Input data start

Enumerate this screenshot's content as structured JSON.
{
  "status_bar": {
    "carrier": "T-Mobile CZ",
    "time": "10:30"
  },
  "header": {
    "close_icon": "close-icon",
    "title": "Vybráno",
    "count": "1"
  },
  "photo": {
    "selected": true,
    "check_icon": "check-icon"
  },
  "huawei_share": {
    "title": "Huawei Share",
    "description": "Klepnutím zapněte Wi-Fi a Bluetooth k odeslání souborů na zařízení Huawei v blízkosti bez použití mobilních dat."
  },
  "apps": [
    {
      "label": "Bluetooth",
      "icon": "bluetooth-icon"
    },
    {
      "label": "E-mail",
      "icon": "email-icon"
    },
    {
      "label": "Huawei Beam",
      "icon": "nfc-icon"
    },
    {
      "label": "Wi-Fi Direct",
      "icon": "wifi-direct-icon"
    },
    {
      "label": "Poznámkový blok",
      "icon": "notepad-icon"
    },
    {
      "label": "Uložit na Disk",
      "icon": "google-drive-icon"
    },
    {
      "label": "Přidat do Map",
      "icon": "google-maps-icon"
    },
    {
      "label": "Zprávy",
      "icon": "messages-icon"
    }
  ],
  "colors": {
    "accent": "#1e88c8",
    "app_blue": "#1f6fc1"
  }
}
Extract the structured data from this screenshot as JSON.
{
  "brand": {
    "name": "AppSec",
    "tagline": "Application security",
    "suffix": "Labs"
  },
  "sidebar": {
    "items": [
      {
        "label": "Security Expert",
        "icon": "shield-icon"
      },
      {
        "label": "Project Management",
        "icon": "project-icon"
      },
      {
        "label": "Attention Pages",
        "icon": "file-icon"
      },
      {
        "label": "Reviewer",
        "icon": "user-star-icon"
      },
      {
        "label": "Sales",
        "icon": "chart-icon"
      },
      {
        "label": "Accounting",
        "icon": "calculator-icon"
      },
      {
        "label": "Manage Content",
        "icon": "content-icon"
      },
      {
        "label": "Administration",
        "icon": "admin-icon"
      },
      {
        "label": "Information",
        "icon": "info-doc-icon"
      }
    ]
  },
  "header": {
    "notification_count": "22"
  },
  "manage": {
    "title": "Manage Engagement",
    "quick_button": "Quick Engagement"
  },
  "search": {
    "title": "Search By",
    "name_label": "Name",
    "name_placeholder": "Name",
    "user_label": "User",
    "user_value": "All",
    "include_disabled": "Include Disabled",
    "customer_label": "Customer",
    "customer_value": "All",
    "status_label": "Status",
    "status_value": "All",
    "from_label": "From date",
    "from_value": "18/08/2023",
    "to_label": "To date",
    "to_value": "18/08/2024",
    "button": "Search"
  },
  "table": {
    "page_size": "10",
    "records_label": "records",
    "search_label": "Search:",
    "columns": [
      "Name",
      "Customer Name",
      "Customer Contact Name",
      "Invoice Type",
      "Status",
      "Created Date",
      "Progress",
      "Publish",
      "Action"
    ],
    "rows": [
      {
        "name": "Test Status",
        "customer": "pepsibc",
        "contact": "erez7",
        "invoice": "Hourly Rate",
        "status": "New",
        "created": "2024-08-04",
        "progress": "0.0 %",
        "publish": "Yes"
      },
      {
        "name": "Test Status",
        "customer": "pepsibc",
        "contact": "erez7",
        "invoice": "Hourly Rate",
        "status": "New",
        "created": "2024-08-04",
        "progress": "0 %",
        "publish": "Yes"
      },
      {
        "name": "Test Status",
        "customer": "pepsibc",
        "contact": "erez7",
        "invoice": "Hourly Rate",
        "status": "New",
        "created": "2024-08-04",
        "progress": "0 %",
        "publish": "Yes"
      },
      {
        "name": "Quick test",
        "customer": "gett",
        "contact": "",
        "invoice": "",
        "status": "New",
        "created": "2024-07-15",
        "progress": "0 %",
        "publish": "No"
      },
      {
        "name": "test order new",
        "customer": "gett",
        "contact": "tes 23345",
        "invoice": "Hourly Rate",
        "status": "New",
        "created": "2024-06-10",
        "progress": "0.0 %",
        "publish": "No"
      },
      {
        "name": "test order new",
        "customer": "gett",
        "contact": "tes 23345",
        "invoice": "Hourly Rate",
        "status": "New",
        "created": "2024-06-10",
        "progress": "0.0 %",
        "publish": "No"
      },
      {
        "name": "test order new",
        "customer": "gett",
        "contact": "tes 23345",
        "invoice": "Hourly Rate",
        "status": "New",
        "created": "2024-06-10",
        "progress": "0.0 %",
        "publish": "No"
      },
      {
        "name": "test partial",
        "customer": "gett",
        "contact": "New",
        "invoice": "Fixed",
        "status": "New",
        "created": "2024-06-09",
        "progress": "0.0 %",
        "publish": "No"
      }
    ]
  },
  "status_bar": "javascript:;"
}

Input data end

Copy out each record exactly as given, omitting none.

Solution for this task »
Enumerate this screenshot's content as structured JSON.
{
  "status_bar": {
    "carrier": "T-Mobile CZ",
    "time": "10:30"
  },
  "header": {
    "close_icon": "close-icon",
    "title": "Vybráno",
    "count": "1"
  },
  "photo": {
    "selected": true,
    "check_icon": "check-icon"
  },
  "huawei_share": {
    "title": "Huawei Share",
    "description": "Klepnutím zapněte Wi-Fi a Bluetooth k odeslání souborů na zařízení Huawei v blízkosti bez použití mobilních dat."
  },
  "apps": [
    {
      "label": "Bluetooth",
      "icon": "bluetooth-icon"
    },
    {
      "label": "E-mail",
      "icon": "email-icon"
    },
    {
      "label": "Huawei Beam",
      "icon": "nfc-icon"
    },
    {
      "label": "Wi-Fi Direct",
      "icon": "wifi-direct-icon"
    },
    {
      "label": "Poznámkový blok",
      "icon": "notepad-icon"
    },
    {
      "label": "Uložit na Disk",
      "icon": "google-drive-icon"
    },
    {
      "label": "Přidat do Map",
      "icon": "google-maps-icon"
    },
    {
      "label": "Zprávy",
      "icon": "messages-icon"
    }
  ],
  "colors": {
    "accent": "#1e88c8",
    "app_blue": "#1f6fc1"
  }
}
Extract the structured data from this screenshot as JSON.
{
  "brand": {
    "name": "AppSec",
    "tagline": "Application security",
    "suffix": "Labs"
  },
  "sidebar": {
    "items": [
      {
        "label": "Security Expert",
        "icon": "shield-icon"
      },
      {
        "label": "Project Management",
        "icon": "project-icon"
      },
      {
        "label": "Attention Pages",
        "icon": "file-icon"
      },
      {
        "label": "Reviewer",
        "icon": "user-star-icon"
      },
      {
        "label": "Sales",
        "icon": "chart-icon"
      },
      {
        "label": "Accounting",
        "icon": "calculator-icon"
      },
      {
        "label": "Manage Content",
        "icon": "content-icon"
      },
      {
        "label": "Administration",
        "icon": "admin-icon"
      },
      {
        "label": "Information",
        "icon": "info-doc-icon"
      }
    ]
  },
  "header": {
    "notification_count": "22"
  },
  "manage": {
    "title": "Manage Engagement",
    "quick_button": "Quick Engagement"
  },
  "search": {
    "title": "Search By",
    "name_label": "Name",
    "name_placeholder": "Name",
    "user_label": "User",
    "user_value": "All",
    "include_disabled": "Include Disabled",
    "customer_label": "Customer",
    "customer_value": "All",
    "status_label": "Status",
    "status_value": "All",
    "from_label": "From date",
    "from_value": "18/08/2023",
    "to_label": "To date",
    "to_value": "18/08/2024",
    "button": "Search"
  },
  "table": {
    "page_size": "10",
    "records_label": "records",
    "search_label": "Search:",
    "columns": [
      "Name",
      "Customer Name",
      "Customer Contact Name",
      "Invoice Type",
      "Status",
      "Created Date",
      "Progress",
      "Publish",
      "Action"
    ],
    "rows": [
      {
        "name": "Test Status",
        "customer": "pepsibc",
        "contact": "erez7",
        "invoice": "Hourly Rate",
        "status": "New",
        "created": "2024-08-04",
        "progress": "0.0 %",
        "publish": "Yes"
      },
      {
        "name": "Test Status",
        "customer": "pepsibc",
        "contact": "erez7",
        "invoice": "Hourly Rate",
        "status": "New",
        "created": "2024-08-04",
        "progress": "0 %",
        "publish": "Yes"
      },
      {
        "name": "Test Status",
        "customer": "pepsibc",
        "contact": "erez7",
        "invoice": "Hourly Rate",
        "status": "New",
        "created": "2024-08-04",
        "progress": "0 %",
        "publish": "Yes"
      },
      {
        "name": "Quick test",
        "customer": "gett",
        "contact": "",
        "invoice": "",
        "status": "New",
        "created": "2024-07-15",
        "progress": "0 %",
        "publish": "No"
      },
      {
        "name": "test order new",
        "customer": "gett",
        "contact": "tes 23345",
        "invoice": "Hourly Rate",
        "status": "New",
        "created": "2024-06-10",
        "progress": "0.0 %",
        "publish": "No"
      },
      {
        "name": "test order new",
        "customer": "gett",
        "contact": "tes 23345",
        "invoice": "Hourly Rate",
        "status": "New",
        "created": "2024-06-10",
        "progress": "0.0 %",
        "publish": "No"
      },
      {
        "name": "test order new",
        "customer": "gett",
        "contact": "tes 23345",
        "invoice": "Hourly Rate",
        "status": "New",
        "created": "2024-06-10",
        "progress": "0.0 %",
        "publish": "No"
      },
      {
        "name": "test partial",
        "customer": "gett",
        "contact": "New",
        "invoice": "Fixed",
        "status": "New",
        "created": "2024-06-09",
        "progress": "0.0 %",
        "publish": "No"
      }
    ]
  },
  "status_bar": "javascript:;"
}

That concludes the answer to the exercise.